┏━━

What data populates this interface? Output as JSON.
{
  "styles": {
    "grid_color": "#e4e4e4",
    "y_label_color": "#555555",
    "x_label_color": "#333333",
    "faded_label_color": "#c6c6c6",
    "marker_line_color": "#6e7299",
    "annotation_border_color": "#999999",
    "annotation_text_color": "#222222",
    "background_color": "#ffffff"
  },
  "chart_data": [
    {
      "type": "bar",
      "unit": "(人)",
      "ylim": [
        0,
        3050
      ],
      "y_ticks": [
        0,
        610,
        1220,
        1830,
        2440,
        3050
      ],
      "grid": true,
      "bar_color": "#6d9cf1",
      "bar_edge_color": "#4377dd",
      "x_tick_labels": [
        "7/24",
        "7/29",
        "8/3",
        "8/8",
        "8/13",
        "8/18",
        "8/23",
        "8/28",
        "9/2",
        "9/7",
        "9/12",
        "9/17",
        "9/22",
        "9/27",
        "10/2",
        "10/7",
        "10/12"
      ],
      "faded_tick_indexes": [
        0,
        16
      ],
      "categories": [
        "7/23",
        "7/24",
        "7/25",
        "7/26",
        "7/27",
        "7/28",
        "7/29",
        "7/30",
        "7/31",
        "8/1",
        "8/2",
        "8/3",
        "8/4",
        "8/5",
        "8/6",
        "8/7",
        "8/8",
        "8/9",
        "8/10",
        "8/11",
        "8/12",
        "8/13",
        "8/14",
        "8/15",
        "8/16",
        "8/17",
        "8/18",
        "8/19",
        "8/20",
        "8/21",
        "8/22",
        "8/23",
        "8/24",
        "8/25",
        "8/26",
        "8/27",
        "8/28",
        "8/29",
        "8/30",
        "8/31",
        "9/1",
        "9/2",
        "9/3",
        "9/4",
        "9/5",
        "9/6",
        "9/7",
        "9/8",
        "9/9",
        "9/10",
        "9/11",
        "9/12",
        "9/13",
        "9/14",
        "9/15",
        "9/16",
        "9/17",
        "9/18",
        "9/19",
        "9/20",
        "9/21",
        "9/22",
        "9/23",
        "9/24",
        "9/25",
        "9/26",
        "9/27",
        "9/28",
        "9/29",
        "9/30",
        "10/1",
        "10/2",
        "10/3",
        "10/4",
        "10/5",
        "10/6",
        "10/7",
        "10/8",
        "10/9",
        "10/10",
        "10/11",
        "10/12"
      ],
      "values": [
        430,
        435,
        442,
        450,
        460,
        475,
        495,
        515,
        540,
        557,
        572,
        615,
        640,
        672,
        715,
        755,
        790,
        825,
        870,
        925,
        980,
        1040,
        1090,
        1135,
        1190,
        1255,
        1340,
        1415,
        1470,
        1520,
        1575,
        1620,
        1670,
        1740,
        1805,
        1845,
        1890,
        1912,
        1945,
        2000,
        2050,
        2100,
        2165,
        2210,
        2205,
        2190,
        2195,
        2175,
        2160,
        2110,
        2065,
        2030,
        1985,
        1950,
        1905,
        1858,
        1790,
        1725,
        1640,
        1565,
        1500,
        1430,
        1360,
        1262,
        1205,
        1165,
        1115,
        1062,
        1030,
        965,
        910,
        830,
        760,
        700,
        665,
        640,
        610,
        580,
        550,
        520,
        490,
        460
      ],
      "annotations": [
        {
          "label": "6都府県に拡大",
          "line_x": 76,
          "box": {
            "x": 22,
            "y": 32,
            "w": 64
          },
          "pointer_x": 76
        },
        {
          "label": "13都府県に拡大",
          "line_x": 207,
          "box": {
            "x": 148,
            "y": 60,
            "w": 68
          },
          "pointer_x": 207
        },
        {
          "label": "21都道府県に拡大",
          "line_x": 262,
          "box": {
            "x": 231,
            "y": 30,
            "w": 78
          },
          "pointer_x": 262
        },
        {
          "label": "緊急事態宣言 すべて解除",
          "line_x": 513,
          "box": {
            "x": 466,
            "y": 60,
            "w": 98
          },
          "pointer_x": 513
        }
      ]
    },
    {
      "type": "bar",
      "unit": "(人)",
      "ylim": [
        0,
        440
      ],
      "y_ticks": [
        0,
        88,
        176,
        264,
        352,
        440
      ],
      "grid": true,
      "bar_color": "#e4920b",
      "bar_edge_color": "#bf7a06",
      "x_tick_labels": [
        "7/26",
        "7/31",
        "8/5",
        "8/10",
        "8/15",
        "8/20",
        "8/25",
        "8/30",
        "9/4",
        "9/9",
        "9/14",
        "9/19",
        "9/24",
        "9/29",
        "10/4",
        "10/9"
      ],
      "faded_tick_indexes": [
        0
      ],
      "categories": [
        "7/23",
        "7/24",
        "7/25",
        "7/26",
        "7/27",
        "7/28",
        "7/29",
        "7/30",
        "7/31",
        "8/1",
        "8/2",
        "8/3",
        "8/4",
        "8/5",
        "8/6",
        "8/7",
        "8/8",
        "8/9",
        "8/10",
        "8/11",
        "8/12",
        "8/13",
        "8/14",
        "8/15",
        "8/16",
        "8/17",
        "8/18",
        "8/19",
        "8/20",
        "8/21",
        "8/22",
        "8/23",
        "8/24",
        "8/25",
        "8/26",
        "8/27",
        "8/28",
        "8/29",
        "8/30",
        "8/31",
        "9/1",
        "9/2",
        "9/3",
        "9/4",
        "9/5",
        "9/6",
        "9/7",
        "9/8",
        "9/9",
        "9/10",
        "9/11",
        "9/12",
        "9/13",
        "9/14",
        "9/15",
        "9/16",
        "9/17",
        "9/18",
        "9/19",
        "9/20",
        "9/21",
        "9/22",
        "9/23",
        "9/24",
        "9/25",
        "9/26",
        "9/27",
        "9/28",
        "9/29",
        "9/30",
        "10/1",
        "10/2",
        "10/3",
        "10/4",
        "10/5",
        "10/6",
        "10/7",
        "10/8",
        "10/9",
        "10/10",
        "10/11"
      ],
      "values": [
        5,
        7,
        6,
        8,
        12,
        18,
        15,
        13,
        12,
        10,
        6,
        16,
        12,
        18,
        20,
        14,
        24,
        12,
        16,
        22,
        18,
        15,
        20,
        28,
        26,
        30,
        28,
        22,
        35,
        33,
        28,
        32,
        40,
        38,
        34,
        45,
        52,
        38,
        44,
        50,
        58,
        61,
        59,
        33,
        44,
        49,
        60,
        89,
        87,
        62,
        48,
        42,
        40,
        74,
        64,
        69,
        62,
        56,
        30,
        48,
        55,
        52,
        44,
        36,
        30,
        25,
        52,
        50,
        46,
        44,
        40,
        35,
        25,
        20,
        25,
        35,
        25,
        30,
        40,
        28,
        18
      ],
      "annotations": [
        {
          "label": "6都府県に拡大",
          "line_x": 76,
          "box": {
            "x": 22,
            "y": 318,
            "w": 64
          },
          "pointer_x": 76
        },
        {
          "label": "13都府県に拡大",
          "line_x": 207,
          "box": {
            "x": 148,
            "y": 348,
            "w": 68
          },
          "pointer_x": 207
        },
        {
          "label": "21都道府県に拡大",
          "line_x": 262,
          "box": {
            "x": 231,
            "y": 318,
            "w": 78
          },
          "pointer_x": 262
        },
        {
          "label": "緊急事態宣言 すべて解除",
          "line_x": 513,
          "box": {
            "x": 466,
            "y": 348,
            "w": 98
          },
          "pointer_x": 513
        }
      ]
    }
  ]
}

┗━━

AIM OF THE EXERCISE: Each record above should be restated word for word.

RESPONSE:
What data populates this interface? Output as JSON.
{
  "styles": {
    "grid_color": "#e4e4e4",
    "y_label_color": "#555555",
    "x_label_color": "#333333",
    "faded_label_color": "#c6c6c6",
    "marker_line_color": "#6e7299",
    "annotation_border_color": "#999999",
    "annotation_text_color": "#222222",
    "background_color": "#ffffff"
  },
  "chart_data": [
    {
      "type": "bar",
      "unit": "(人)",
      "ylim": [
        0,
        3050
      ],
      "y_ticks": [
        0,
        610,
        1220,
        1830,
        2440,
        3050
      ],
      "grid": true,
      "bar_color": "#6d9cf1",
      "bar_edge_color": "#4377dd",
      "x_tick_labels": [
        "7/24",
        "7/29",
        "8/3",
        "8/8",
        "8/13",
        "8/18",
        "8/23",
        "8/28",
        "9/2",
        "9/7",
        "9/12",
        "9/17",
        "9/22",
        "9/27",
        "10/2",
        "10/7",
        "10/12"
      ],
      "faded_tick_indexes": [
        0,
        16
      ],
      "categories": [
        "7/23",
        "7/24",
        "7/25",
        "7/26",
        "7/27",
        "7/28",
        "7/29",
        "7/30",
        "7/31",
        "8/1",
        "8/2",
        "8/3",
        "8/4",
        "8/5",
        "8/6",
        "8/7",
        "8/8",
        "8/9",
        "8/10",
        "8/11",
        "8/12",
        "8/13",
        "8/14",
        "8/15",
        "8/16",
        "8/17",
        "8/18",
        "8/19",
        "8/20",
        "8/21",
        "8/22",
        "8/23",
        "8/24",
        "8/25",
        "8/26",
        "8/27",
        "8/28",
        "8/29",
        "8/30",
        "8/31",
        "9/1",
        "9/2",
        "9/3",
        "9/4",
        "9/5",
        "9/6",
        "9/7",
        "9/8",
        "9/9",
        "9/10",
        "9/11",
        "9/12",
        "9/13",
        "9/14",
        "9/15",
        "9/16",
        "9/17",
        "9/18",
        "9/19",
        "9/20",
        "9/21",
        "9/22",
        "9/23",
        "9/24",
        "9/25",
        "9/26",
        "9/27",
        "9/28",
        "9/29",
        "9/30",
        "10/1",
        "10/2",
        "10/3",
        "10/4",
        "10/5",
        "10/6",
        "10/7",
        "10/8",
        "10/9",
        "10/10",
        "10/11",
        "10/12"
      ],
      "values": [
        430,
        435,
        442,
        450,
        460,
        475,
        495,
        515,
        540,
        557,
        572,
        615,
        640,
        672,
        715,
        755,
        790,
        825,
        870,
        925,
        980,
        1040,
        1090,
        1135,
        1190,
        1255,
        1340,
        1415,
        1470,
        1520,
        1575,
        1620,
        1670,
        1740,
        1805,
        1845,
        1890,
        1912,
        1945,
        2000,
        2050,
        2100,
        2165,
        2210,
        2205,
        2190,
        2195,
        2175,
        2160,
        2110,
        2065,
        2030,
        1985,
        1950,
        1905,
        1858,
        1790,
        1725,
        1640,
        1565,
        1500,
        1430,
        1360,
        1262,
        1205,
        1165,
        1115,
        1062,
        1030,
        965,
        910,
        830,
        760,
        700,
        665,
        640,
        610,
        580,
        550,
        520,
        490,
        460
      ],
      "annotations": [
        {
          "label": "6都府県に拡大",
          "line_x": 76,
          "box": {
            "x": 22,
            "y": 32,
            "w": 64
          },
          "pointer_x": 76
        },
        {
          "label": "13都府県に拡大",
          "line_x": 207,
          "box": {
            "x": 148,
            "y": 60,
            "w": 68
          },
          "pointer_x": 207
        },
        {
          "label": "21都道府県に拡大",
          "line_x": 262,
          "box": {
            "x": 231,
            "y": 30,
            "w": 78
          },
          "pointer_x": 262
        },
        {
          "label": "緊急事態宣言 すべて解除",
          "line_x": 513,
          "box": {
            "x": 466,
            "y": 60,
            "w": 98
          },
          "pointer_x": 513
        }
      ]
    },
    {
      "type": "bar",
      "unit": "(人)",
      "ylim": [
        0,
        440
      ],
      "y_ticks": [
        0,
        88,
        176,
        264,
        352,
        440
      ],
      "grid": true,
      "bar_color": "#e4920b",
      "bar_edge_color": "#bf7a06",
      "x_tick_labels": [
        "7/26",
        "7/31",
        "8/5",
        "8/10",
        "8/15",
        "8/20",
        "8/25",
        "8/30",
        "9/4",
        "9/9",
        "9/14",
        "9/19",
        "9/24",
        "9/29",
        "10/4",
        "10/9"
      ],
      "faded_tick_indexes": [
        0
      ],
      "categories": [
        "7/23",
        "7/24",
        "7/25",
        "7/26",
        "7/27",
        "7/28",
        "7/29",
        "7/30",
        "7/31",
        "8/1",
        "8/2",
        "8/3",
        "8/4",
        "8/5",
        "8/6",
        "8/7",
        "8/8",
        "8/9",
        "8/10",
        "8/11",
        "8/12",
        "8/13",
        "8/14",
        "8/15",
        "8/16",
        "8/17",
        "8/18",
        "8/19",
        "8/20",
        "8/21",
        "8/22",
        "8/23",
        "8/24",
        "8/25",
        "8/26",
        "8/27",
        "8/28",
        "8/29",
        "8/30",
        "8/31",
        "9/1",
        "9/2",
        "9/3",
        "9/4",
        "9/5",
        "9/6",
        "9/7",
        "9/8",
        "9/9",
        "9/10",
        "9/11",
        "9/12",
        "9/13",
        "9/14",
        "9/15",
        "9/16",
        "9/17",
        "9/18",
        "9/19",
        "9/20",
        "9/21",
        "9/22",
        "9/23",
        "9/24",
        "9/25",
        "9/26",
        "9/27",
        "9/28",
        "9/29",
        "9/30",
        "10/1",
        "10/2",
        "10/3",
        "10/4",
        "10/5",
        "10/6",
        "10/7",
        "10/8",
        "10/9",
        "10/10",
        "10/11"
      ],
      "values": [
        5,
        7,
        6,
        8,
        12,
        18,
        15,
        13,
        12,
        10,
        6,
        16,
        12,
        18,
        20,
        14,
        24,
        12,
        16,
        22,
        18,
        15,
        20,
        28,
        26,
        30,
        28,
        22,
        35,
        33,
        28,
        32,
        40,
        38,
        34,
        45,
        52,
        38,
        44,
        50,
        58,
        61,
        59,
        33,
        44,
        49,
        60,
        89,
        87,
        62,
        48,
        42,
        40,
        74,
        64,
        69,
        62,
        56,
        30,
        48,
        55,
        52,
        44,
        36,
        30,
        25,
        52,
        50,
        46,
        44,
        40,
        35,
        25,
        20,
        25,
        35,
        25,
        30,
        40,
        28,
        18
      ],
      "annotations": [
        {
          "label": "6都府県に拡大",
          "line_x": 76,
          "box": {
            "x": 22,
            "y": 318,
            "w": 64
          },
          "pointer_x": 76
        },
        {
          "label": "13都府県に拡大",
          "line_x": 207,
          "box": {
            "x": 148,
            "y": 348,
            "w": 68
          },
          "pointer_x": 207
        },
        {
          "label": "21都道府県に拡大",
          "line_x": 262,
          "box": {
            "x": 231,
            "y": 318,
            "w": 78
          },
          "pointer_x": 262
        },
        {
          "label": "緊急事態宣言 すべて解除",
          "line_x": 513,
          "box": {
            "x": 466,
            "y": 348,
            "w": 98
          },
          "pointer_x": 513
        }
      ]
    }
  ]
}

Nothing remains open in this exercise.